— GIVEN TASK —
Transcribe all of the data exactly. Omit the pictures.
•••
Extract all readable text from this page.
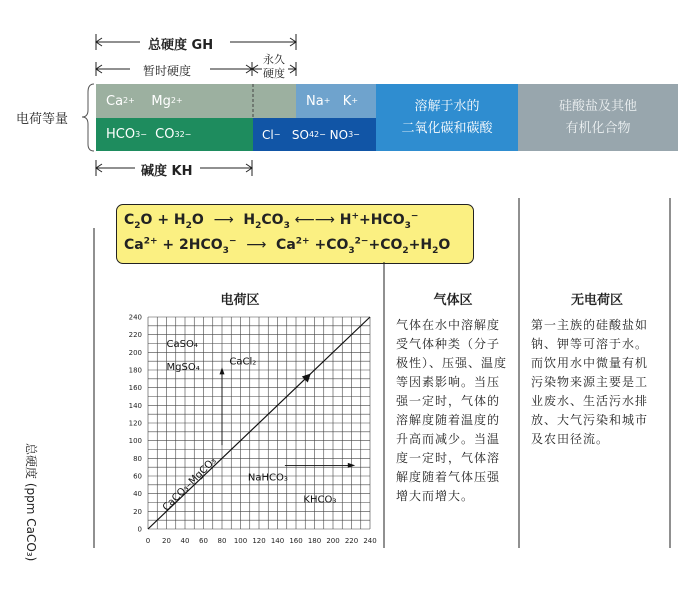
总硬度 GH
暂时硬度
永久
硬度
电荷等量
碱度 KH
Ca 2+ Mg 2+	Na + K +
HCO 3 − CO 3 2−	Cl − SO 4 2− NO 3 −
溶解于水的
二氧化碳和碳酸
硅酸盐及其他
有机化合物
$C_2O + H_2O$  ⟶  $H_2CO_3$ ⟵⟶ $H^++HCO_3^-$
$Ca^{2+} + 2HCO_3^-$ ⟶  $Ca^{2+} +CO_3^{2-}+CO_2+H_2O$
电荷区	气体区	无电荷区
气体在水中溶解度受气体种类（分子极性）、压强、温度等因素影响。当压强一定时，气体的溶解度随着温度的升高而减少。当温度一定时，气体溶解度随着气体压强增大而增大。
第一主族的硅酸盐如钠、钾等可溶于水。而饮用水中微量有机污染物来源主要是工业废水、生活污水排放、大气污染和城市及农田径流。
0 20 40 60 80 100 120 140 160 180 200 220 240
0
20
40
60
80
100
120
140
160
180
200
220
240
CaSO₄
MgSO₄	CaCl₂
CaCO₃–MgCO₃	NaHCO₃
KHCO₃
总硬度 (ppm CaCO₃)
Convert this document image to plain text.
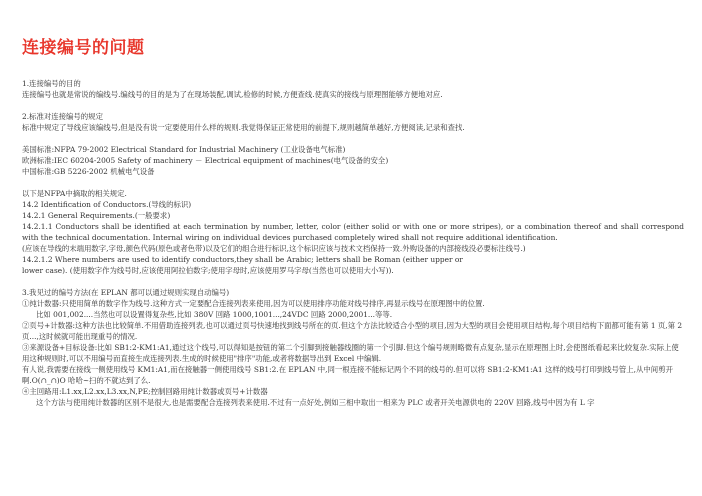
连接编号的问题

1.连接编号的目的

连接编号也就是常说的编线号.编线号的目的是为了在现场装配,调试,检修的时候,方便查线.使真实的接线与原理图能够方便地对应.

2.标准对连接编号的规定

标准中规定了导线应该编线号,但是没有说一定要使用什么样的规则.我觉得保证正常使用的前提下,规则越简单越好,方便阅读,记录和查找.

美国标准:NFPA 79-2002 Electrical Standard for Industrial Machinery (工业设备电气标准)

欧洲标准:IEC 60204-2005 Safety of machinery － Electrical equipment of machines(电气设备的安全)

中国标准:GB 5226-2002 机械电气设备

以下是NFPA中摘取的相关规定.

14.2 Identification of Conductors.(导线的标识)

14.2.1 General Requirements.(一般要求)

14.2.1.1 Conductors shall be identified at each termination by number, letter, color (either solid or with one or more stripes), or a combination thereof and shall correspond with the technical documentation. Internal wiring on individual devices purchased completely wired shall not require additional identification.

(应该在导线的末端用数字,字母,颜色代码(原色或者色带)以及它们的组合进行标识,这个标识应该与技术文档保持一致.外购设备的内部接线没必要标注线号.)

14.2.1.2 Where numbers are used to identify conductors,they shall be Arabic; letters shall be Roman (either upper or

lower case). (使用数字作为线号时,应该使用阿拉伯数字;使用字母时,应该使用罗马字母(当然也可以使用大小写)).

3.我见过的编号方法(在 EPLAN 都可以通过规则实现自动编号)

①纯计数器:只使用简单的数字作为线号.这种方式一定要配合连接列表来使用,因为可以使用排序功能对线号排序,再显示线号在原理图中的位置.

比如 001,002....当然也可以设置得复杂些,比如 380V 回路 1000,1001...,24VDC 回路 2000,2001...等等.

②页号+计数器:这种方法也比较简单.不用借助连接列表,也可以通过页号快速地找到线号所在的页.但这个方法比较适合小型的项目,因为大型的项目会使用项目结构,每个项目结构下面都可能有第 1 页,第 2 页...,这时候就可能出现重号的情况.

③来源设备+目标设备:比如 SB1:2-KM1:A1,通过这个线号,可以得知是按钮的第二个引脚到接触器线圈的第一个引脚.但这个编号规则略微有点复杂,显示在原理图上时,会使图纸看起来比较复杂.实际上使用这种规则时,可以不用编号而直接生成连接列表.生成的时候使用"排序"功能,或者将数据导出到 Excel 中编辑.

有人说,我需要在接线一侧使用线号 KM1:A1,而在接触器一侧使用线号 SB1:2.在 EPLAN 中,同一根连接不能标记两个不同的线号的.但可以将 SB1:2-KM1:A1 这样的线号打印到线号管上,从中间剪开啊.O(∩_∩)O 哈哈~扫的不就达到了么.

④主回路用:L1.xx,L2.xx,L3.xx,N,PE;控制回路用纯计数器或页号+计数器

这个方法与使用纯计数器的区别不是很大,也是需要配合连接列表来使用.不过有一点好处,例如三相中取出一相来为 PLC 或者开关电源供电的 220V 回路,线号中因为有 L 字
•••
— EXERCISE ANSWER —
Extract all readable text from this page.
总硬度 GH
暂时硬度
永久
硬度
电荷等量
碱度 KH
Ca 2+ Mg 2+	Na + K +
HCO 3 − CO 3 2−	Cl − SO 4 2− NO 3 −
溶解于水的
二氧化碳和碳酸
硅酸盐及其他
有机化合物
$C_2O + H_2O$  ⟶  $H_2CO_3$ ⟵⟶ $H^++HCO_3^-$
$Ca^{2+} + 2HCO_3^-$ ⟶  $Ca^{2+} +CO_3^{2-}+CO_2+H_2O$
电荷区	气体区	无电荷区
气体在水中溶解度受气体种类（分子极性）、压强、温度等因素影响。当压强一定时，气体的溶解度随着温度的升高而减少。当温度一定时，气体溶解度随着气体压强增大而增大。
第一主族的硅酸盐如钠、钾等可溶于水。而饮用水中微量有机污染物来源主要是工业废水、生活污水排放、大气污染和城市及农田径流。
0 20 40 60 80 100 120 140 160 180 200 220 240
0
20
40
60
80
100
120
140
160
180
200
220
240
CaSO₄
MgSO₄	CaCl₂
CaCO₃–MgCO₃	NaHCO₃
KHCO₃
总硬度 (ppm CaCO₃)
Convert this document image to plain text.
连接编号的问题

1.连接编号的目的

连接编号也就是常说的编线号.编线号的目的是为了在现场装配,调试,检修的时候,方便查线.使真实的接线与原理图能够方便地对应.

2.标准对连接编号的规定

标准中规定了导线应该编线号,但是没有说一定要使用什么样的规则.我觉得保证正常使用的前提下,规则越简单越好,方便阅读,记录和查找.

美国标准:NFPA 79-2002 Electrical Standard for Industrial Machinery (工业设备电气标准)

欧洲标准:IEC 60204-2005 Safety of machinery － Electrical equipment of machines(电气设备的安全)

中国标准:GB 5226-2002 机械电气设备

以下是NFPA中摘取的相关规定.

14.2 Identification of Conductors.(导线的标识)

14.2.1 General Requirements.(一般要求)

14.2.1.1 Conductors shall be identified at each termination by number, letter, color (either solid or with one or more stripes), or a combination thereof and shall correspond with the technical documentation. Internal wiring on individual devices purchased completely wired shall not require additional identification.

(应该在导线的末端用数字,字母,颜色代码(原色或者色带)以及它们的组合进行标识,这个标识应该与技术文档保持一致.外购设备的内部接线没必要标注线号.)

14.2.1.2 Where numbers are used to identify conductors,they shall be Arabic; letters shall be Roman (either upper or

lower case). (使用数字作为线号时,应该使用阿拉伯数字;使用字母时,应该使用罗马字母(当然也可以使用大小写)).

3.我见过的编号方法(在 EPLAN 都可以通过规则实现自动编号)

①纯计数器:只使用简单的数字作为线号.这种方式一定要配合连接列表来使用,因为可以使用排序功能对线号排序,再显示线号在原理图中的位置.

比如 001,002....当然也可以设置得复杂些,比如 380V 回路 1000,1001...,24VDC 回路 2000,2001...等等.

②页号+计数器:这种方法也比较简单.不用借助连接列表,也可以通过页号快速地找到线号所在的页.但这个方法比较适合小型的项目,因为大型的项目会使用项目结构,每个项目结构下面都可能有第 1 页,第 2 页...,这时候就可能出现重号的情况.

③来源设备+目标设备:比如 SB1:2-KM1:A1,通过这个线号,可以得知是按钮的第二个引脚到接触器线圈的第一个引脚.但这个编号规则略微有点复杂,显示在原理图上时,会使图纸看起来比较复杂.实际上使用这种规则时,可以不用编号而直接生成连接列表.生成的时候使用"排序"功能,或者将数据导出到 Excel 中编辑.

有人说,我需要在接线一侧使用线号 KM1:A1,而在接触器一侧使用线号 SB1:2.在 EPLAN 中,同一根连接不能标记两个不同的线号的.但可以将 SB1:2-KM1:A1 这样的线号打印到线号管上,从中间剪开啊.O(∩_∩)O 哈哈~扫的不就达到了么.

④主回路用:L1.xx,L2.xx,L3.xx,N,PE;控制回路用纯计数器或页号+计数器

这个方法与使用纯计数器的区别不是很大,也是需要配合连接列表来使用.不过有一点好处,例如三相中取出一相来为 PLC 或者开关电源供电的 220V 回路,线号中因为有 L 字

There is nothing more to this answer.